In [1]:
# imports

import pandas as pd
import numpy as np
from numpy import array
import matplotlib.pyplot as plt
import datetime
import itertools
import random
import time

import pmdarima as pm

from sklearn.preprocessing import MinMaxScaler
from sklearn.preprocessing import MinMaxScaler

from keras.models import Sequential
from keras.layers import Dense, Dropout, LSTM, RepeatVector, TimeDistributed

import warnings
warnings.filterwarnings("ignore")

Using TensorFlow backend.


In [2]:
'''
This method is specific function for this utility. It collects the data and preprocesses it.
'''
def get_data():
    
    # loading the data from csv files.
    nestle_stock_data = pd.read_csv('NSRGY.csv')
    danone_stock_data = pd.read_csv('DANOY.csv')
    milk_price = pd.read_csv('Class_III_Milk.csv')
    
    # bringing date into correct date type
    nestle_stock_data['Date'] =  pd.to_datetime(nestle_stock_data['Date'], format='%Y-%m-%d')
    danone_stock_data['Date'] =  pd.to_datetime(danone_stock_data['Date'], format='%Y-%m-%d')
    milk_price['Date'] =  pd.to_datetime(milk_price['Date'], format='%b %d, %Y')
    
    valid_dates = nestle_stock_data['Date'].tolist()
    
    # Converting the volume column of class III milk price into numerical data type
    milk_price['Vol.'] = milk_price['Vol.'].str.replace('K', '')
    milk_price['Vol.'] = milk_price['Vol.'].astype('float64')
    milk_price['Vol.'] = milk_price['Vol.'] * 1000
    
    milk_price = milk_price.iloc[::-1]
    
    # Creating farmers data
    volume_of_milk_sold_in_lbs = [random.randint(5000,11000) for _ in range(5000*len(valid_dates))]
    price_received_per_lbs = [random.randint(1250, 1750)/100 for _ in range(5000*len(valid_dates))]
    date_list_users = valid_dates * 5000
    farmer_ids = list(itertools.chain.from_iterable(itertools.repeat(x, len(valid_dates)) for x in range(1,5001)))

> **STATED PROBLEM**
Copy the notebook code in full, with no changes. The rows are material separate from the notebook code.

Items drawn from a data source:
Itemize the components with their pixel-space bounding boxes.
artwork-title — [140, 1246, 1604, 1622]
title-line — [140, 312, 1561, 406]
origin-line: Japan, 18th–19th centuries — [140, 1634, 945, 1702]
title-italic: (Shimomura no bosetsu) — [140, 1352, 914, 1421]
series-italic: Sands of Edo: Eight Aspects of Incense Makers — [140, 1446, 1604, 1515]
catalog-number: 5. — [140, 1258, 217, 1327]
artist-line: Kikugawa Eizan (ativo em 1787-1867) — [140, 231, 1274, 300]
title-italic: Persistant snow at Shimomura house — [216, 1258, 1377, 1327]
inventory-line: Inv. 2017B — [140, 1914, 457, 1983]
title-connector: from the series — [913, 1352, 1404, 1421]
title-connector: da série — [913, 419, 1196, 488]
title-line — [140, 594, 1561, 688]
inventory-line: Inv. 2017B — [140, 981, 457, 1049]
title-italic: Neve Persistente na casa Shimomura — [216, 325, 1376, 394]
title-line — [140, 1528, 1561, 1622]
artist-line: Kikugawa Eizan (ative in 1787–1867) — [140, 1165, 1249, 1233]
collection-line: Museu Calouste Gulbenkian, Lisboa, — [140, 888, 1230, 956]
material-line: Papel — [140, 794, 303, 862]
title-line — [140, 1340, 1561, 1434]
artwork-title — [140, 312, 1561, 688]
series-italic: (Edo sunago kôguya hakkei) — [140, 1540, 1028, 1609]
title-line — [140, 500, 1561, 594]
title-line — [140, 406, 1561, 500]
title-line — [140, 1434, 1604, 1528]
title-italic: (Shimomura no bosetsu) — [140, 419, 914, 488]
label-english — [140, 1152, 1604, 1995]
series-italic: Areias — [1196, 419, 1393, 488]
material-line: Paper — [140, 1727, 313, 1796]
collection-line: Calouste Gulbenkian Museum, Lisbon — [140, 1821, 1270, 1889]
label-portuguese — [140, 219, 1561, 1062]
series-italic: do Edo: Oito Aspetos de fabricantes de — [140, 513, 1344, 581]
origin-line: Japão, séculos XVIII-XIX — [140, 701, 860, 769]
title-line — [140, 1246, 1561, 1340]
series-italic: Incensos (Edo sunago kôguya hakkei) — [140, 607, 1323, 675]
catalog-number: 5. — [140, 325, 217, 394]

> **TASK SOLUTION**
In [1]:
# imports

import pandas as pd
import numpy as np
from numpy import array
import matplotlib.pyplot as plt
import datetime
import itertools
import random
import time

import pmdarima as pm

from sklearn.preprocessing import MinMaxScaler
from sklearn.preprocessing import MinMaxScaler

from keras.models import Sequential
from keras.layers import Dense, Dropout, LSTM, RepeatVector, TimeDistributed

import warnings
warnings.filterwarnings("ignore")

Using TensorFlow backend.


In [2]:
'''
This method is specific function for this utility. It collects the data and preprocesses it.
'''
def get_data():
    
    # loading the data from csv files.
    nestle_stock_data = pd.read_csv('NSRGY.csv')
    danone_stock_data = pd.read_csv('DANOY.csv')
    milk_price = pd.read_csv('Class_III_Milk.csv')
    
    # bringing date into correct date type
    nestle_stock_data['Date'] =  pd.to_datetime(nestle_stock_data['Date'], format='%Y-%m-%d')
    danone_stock_data['Date'] =  pd.to_datetime(danone_stock_data['Date'], format='%Y-%m-%d')
    milk_price['Date'] =  pd.to_datetime(milk_price['Date'], format='%b %d, %Y')
    
    valid_dates = nestle_stock_data['Date'].tolist()
    
    # Converting the volume column of class III milk price into numerical data type
    milk_price['Vol.'] = milk_price['Vol.'].str.replace('K', '')
    milk_price['Vol.'] = milk_price['Vol.'].astype('float64')
    milk_price['Vol.'] = milk_price['Vol.'] * 1000
    
    milk_price = milk_price.iloc[::-1]
    
    # Creating farmers data
    volume_of_milk_sold_in_lbs = [random.randint(5000,11000) for _ in range(5000*len(valid_dates))]
    price_received_per_lbs = [random.randint(1250, 1750)/100 for _ in range(5000*len(valid_dates))]
    date_list_users = valid_dates * 5000
    farmer_ids = list(itertools.chain.from_iterable(itertools.repeat(x, len(valid_dates)) for x in range(1,5001)))